_Goal of the exercise_
Quote verbatim the lines of the records starting at the line containing "Enumerate the UI" and ending at the line containing "gray-bar-label: 4.3 bbox=[613, 786, 648, 811]", both included. Omit the pictures from your answer.

_Material provided_

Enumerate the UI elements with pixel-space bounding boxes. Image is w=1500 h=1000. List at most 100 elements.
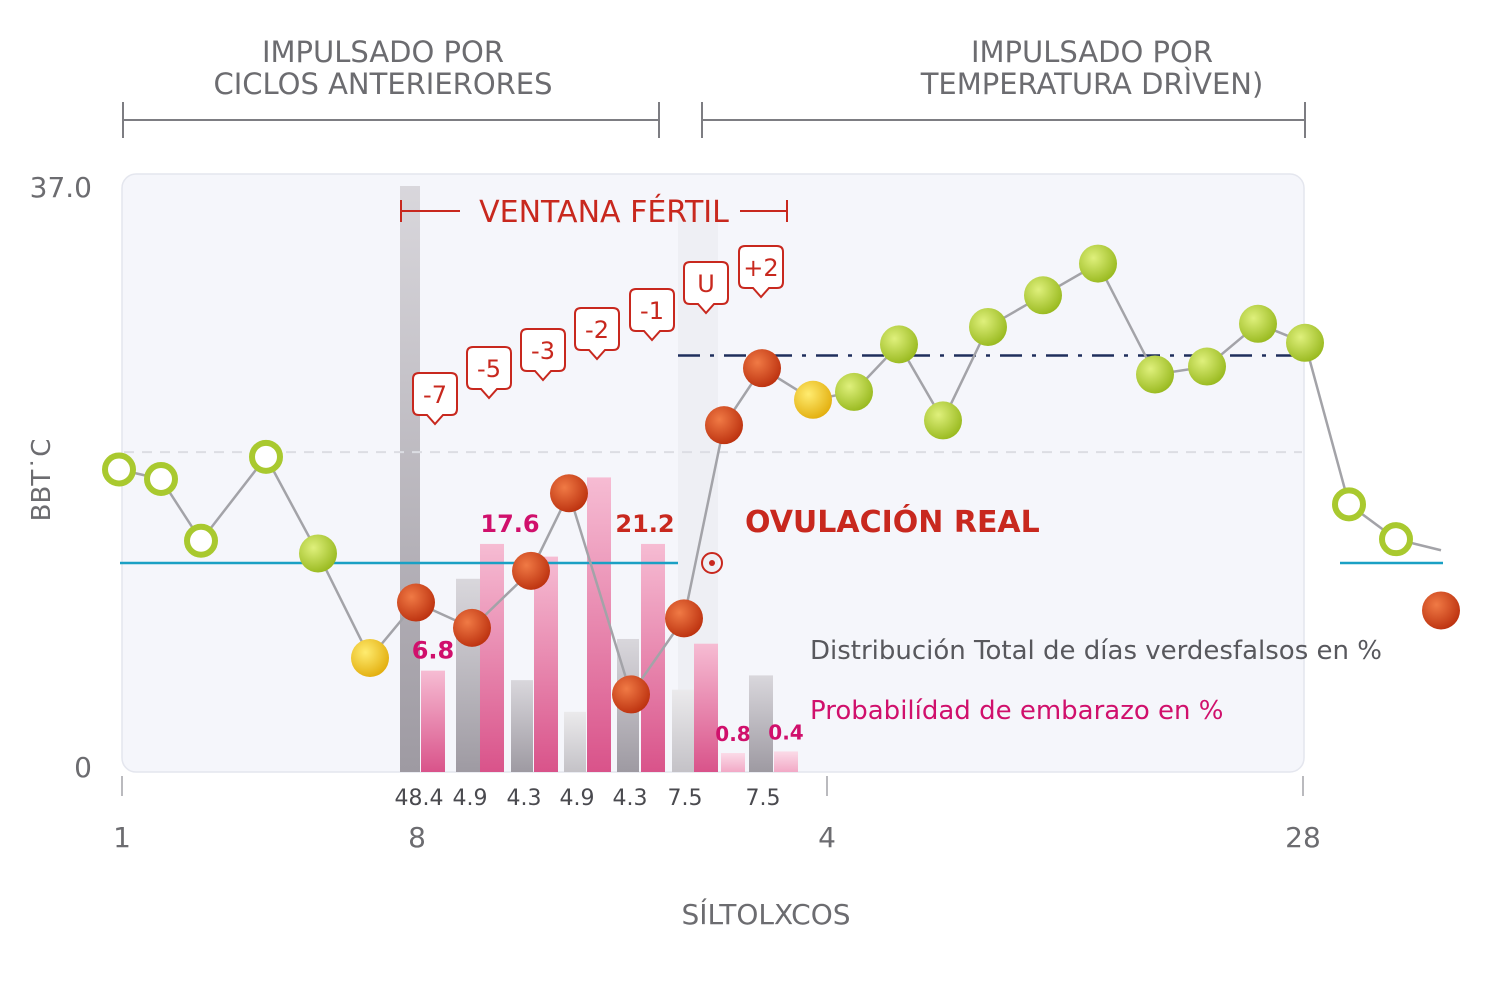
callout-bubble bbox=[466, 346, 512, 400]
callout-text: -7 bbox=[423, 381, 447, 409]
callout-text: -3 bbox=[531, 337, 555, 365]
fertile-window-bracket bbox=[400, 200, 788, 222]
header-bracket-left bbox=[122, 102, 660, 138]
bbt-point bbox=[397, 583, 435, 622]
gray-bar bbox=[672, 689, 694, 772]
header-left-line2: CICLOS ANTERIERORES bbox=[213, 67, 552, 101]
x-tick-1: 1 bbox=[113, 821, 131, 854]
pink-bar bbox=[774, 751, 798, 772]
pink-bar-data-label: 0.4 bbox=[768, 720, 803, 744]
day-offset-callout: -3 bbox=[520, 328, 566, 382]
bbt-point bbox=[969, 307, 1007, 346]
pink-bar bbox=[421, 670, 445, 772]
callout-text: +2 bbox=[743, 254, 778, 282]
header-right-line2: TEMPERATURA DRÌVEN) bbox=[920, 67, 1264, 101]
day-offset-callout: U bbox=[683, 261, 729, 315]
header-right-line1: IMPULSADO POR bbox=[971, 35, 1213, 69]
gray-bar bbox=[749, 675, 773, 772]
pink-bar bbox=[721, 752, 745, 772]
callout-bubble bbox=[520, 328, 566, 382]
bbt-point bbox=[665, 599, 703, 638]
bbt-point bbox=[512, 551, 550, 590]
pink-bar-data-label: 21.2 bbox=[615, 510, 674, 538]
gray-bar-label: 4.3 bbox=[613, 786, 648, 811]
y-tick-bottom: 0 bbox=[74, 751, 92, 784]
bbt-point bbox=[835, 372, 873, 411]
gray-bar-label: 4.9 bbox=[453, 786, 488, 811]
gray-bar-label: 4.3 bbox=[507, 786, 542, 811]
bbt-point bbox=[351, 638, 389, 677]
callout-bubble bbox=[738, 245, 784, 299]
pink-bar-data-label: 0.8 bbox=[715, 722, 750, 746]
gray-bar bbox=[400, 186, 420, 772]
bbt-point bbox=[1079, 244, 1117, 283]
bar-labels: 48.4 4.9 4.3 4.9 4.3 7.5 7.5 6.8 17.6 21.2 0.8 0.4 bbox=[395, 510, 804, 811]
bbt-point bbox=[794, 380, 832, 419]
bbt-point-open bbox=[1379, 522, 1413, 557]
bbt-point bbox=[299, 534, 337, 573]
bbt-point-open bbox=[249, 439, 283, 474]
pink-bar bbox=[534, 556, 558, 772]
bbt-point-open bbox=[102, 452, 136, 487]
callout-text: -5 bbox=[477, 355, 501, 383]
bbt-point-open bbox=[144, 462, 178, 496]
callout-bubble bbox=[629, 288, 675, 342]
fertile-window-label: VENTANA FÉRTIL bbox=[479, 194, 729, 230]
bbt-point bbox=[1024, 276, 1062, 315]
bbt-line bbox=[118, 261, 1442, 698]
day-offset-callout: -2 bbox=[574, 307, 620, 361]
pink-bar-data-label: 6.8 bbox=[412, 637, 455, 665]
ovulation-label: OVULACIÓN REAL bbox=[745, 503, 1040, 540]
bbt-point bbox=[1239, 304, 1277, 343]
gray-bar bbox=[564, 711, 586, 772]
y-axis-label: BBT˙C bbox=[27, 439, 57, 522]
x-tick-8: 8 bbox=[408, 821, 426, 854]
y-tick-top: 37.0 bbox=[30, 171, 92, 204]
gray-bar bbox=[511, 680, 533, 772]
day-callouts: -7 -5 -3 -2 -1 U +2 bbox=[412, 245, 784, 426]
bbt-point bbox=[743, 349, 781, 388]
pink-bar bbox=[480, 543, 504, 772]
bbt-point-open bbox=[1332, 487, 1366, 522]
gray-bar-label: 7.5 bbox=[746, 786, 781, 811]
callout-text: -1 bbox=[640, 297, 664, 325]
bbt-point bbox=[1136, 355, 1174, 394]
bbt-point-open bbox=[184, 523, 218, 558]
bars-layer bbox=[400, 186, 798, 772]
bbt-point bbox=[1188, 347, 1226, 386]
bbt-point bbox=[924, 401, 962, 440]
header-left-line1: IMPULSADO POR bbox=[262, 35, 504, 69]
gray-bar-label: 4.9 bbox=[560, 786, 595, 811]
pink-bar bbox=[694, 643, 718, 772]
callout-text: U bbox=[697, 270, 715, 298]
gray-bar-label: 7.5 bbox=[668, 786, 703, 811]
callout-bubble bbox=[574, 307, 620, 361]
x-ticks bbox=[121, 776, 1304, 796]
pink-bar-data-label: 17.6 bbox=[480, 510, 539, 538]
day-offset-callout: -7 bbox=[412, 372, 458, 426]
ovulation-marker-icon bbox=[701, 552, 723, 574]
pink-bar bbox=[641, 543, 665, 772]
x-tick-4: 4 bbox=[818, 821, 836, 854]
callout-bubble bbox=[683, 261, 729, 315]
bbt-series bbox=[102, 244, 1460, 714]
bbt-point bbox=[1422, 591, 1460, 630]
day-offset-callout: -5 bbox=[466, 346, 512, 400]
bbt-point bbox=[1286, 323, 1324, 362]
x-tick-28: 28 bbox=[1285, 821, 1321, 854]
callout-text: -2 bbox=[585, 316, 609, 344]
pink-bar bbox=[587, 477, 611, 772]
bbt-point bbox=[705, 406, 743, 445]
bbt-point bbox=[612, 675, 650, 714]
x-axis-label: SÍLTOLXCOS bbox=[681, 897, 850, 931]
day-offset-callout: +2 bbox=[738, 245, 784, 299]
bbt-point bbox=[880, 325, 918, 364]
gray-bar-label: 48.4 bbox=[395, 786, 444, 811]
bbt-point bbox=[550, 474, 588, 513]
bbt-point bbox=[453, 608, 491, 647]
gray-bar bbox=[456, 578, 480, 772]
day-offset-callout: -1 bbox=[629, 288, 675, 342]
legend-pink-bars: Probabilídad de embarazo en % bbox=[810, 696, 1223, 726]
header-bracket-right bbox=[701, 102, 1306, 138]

--

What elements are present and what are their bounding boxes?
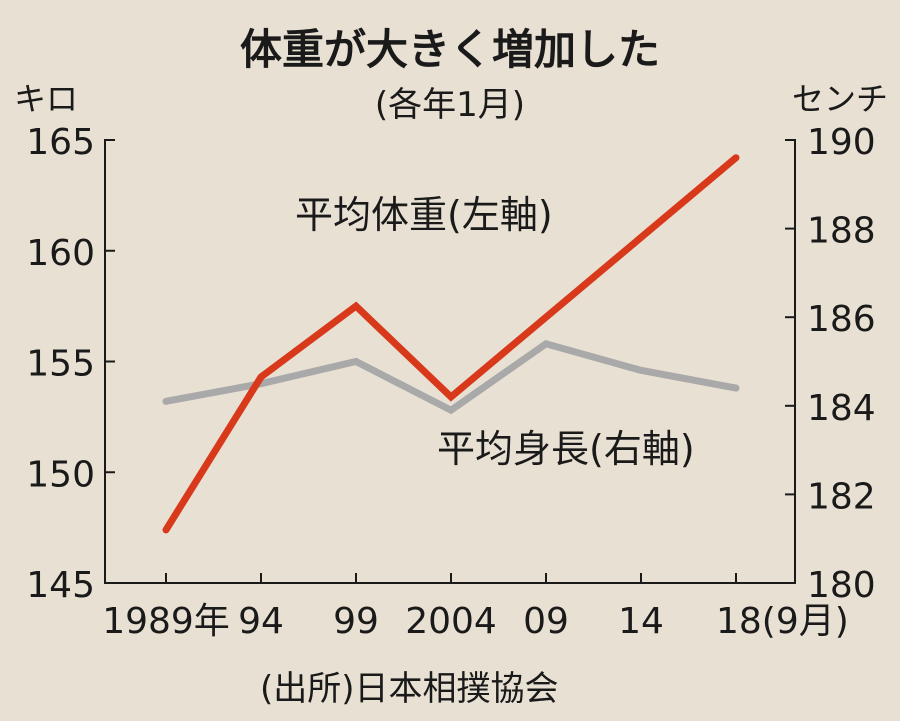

_Response to this exercise_
Enumerate the UI elements with pixel-space bounding boxes. Image is w=1500 h=1000. List at most 100 elements.
callout-bubble bbox=[466, 346, 512, 400]
callout-text: -7 bbox=[423, 381, 447, 409]
callout-text: -3 bbox=[531, 337, 555, 365]
fertile-window-bracket bbox=[400, 200, 788, 222]
header-bracket-left bbox=[122, 102, 660, 138]
bbt-point bbox=[397, 583, 435, 622]
gray-bar bbox=[672, 689, 694, 772]
header-left-line2: CICLOS ANTERIERORES bbox=[213, 67, 552, 101]
x-tick-1: 1 bbox=[113, 821, 131, 854]
pink-bar bbox=[774, 751, 798, 772]
pink-bar-data-label: 0.4 bbox=[768, 720, 803, 744]
day-offset-callout: -3 bbox=[520, 328, 566, 382]
bbt-point bbox=[969, 307, 1007, 346]
pink-bar bbox=[421, 670, 445, 772]
callout-text: +2 bbox=[743, 254, 778, 282]
header-right-line2: TEMPERATURA DRÌVEN) bbox=[920, 67, 1264, 101]
day-offset-callout: U bbox=[683, 261, 729, 315]
header-right-line1: IMPULSADO POR bbox=[971, 35, 1213, 69]
gray-bar bbox=[749, 675, 773, 772]
pink-bar bbox=[721, 752, 745, 772]
callout-bubble bbox=[520, 328, 566, 382]
bbt-point bbox=[665, 599, 703, 638]
bbt-point bbox=[512, 551, 550, 590]
pink-bar-data-label: 21.2 bbox=[615, 510, 674, 538]
gray-bar-label: 4.3 bbox=[613, 786, 648, 811]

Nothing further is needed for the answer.